Aim of the exercise:
Output all records exactly, with no images.

Data shown:

· · · · ·

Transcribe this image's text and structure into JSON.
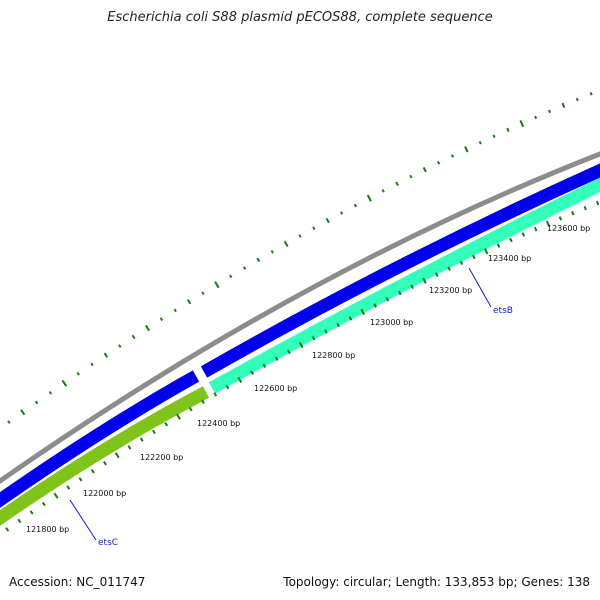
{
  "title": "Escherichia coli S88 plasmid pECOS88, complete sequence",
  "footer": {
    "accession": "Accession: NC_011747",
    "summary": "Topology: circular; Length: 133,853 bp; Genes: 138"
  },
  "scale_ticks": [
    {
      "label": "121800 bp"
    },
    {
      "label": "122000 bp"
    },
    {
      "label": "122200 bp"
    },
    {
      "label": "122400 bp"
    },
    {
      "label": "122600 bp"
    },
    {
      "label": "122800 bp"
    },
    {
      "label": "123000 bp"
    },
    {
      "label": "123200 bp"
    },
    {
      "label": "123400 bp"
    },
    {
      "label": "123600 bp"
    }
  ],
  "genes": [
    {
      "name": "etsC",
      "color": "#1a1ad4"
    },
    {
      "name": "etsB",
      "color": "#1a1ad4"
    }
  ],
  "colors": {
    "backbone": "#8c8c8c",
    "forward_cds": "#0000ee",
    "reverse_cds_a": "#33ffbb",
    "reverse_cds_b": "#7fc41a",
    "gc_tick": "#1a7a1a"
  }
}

· · · · ·

Solution:
Transcribe this image's text and structure into JSON.
{
  "title": "Escherichia coli S88 plasmid pECOS88, complete sequence",
  "footer": {
    "accession": "Accession: NC_011747",
    "summary": "Topology: circular; Length: 133,853 bp; Genes: 138"
  },
  "scale_ticks": [
    {
      "label": "121800 bp"
    },
    {
      "label": "122000 bp"
    },
    {
      "label": "122200 bp"
    },
    {
      "label": "122400 bp"
    },
    {
      "label": "122600 bp"
    },
    {
      "label": "122800 bp"
    },
    {
      "label": "123000 bp"
    },
    {
      "label": "123200 bp"
    },
    {
      "label": "123400 bp"
    },
    {
      "label": "123600 bp"
    }
  ],
  "genes": [
    {
      "name": "etsC",
      "color": "#1a1ad4"
    },
    {
      "name": "etsB",
      "color": "#1a1ad4"
    }
  ],
  "colors": {
    "backbone": "#8c8c8c",
    "forward_cds": "#0000ee",
    "reverse_cds_a": "#33ffbb",
    "reverse_cds_b": "#7fc41a",
    "gc_tick": "#1a7a1a"
  }
}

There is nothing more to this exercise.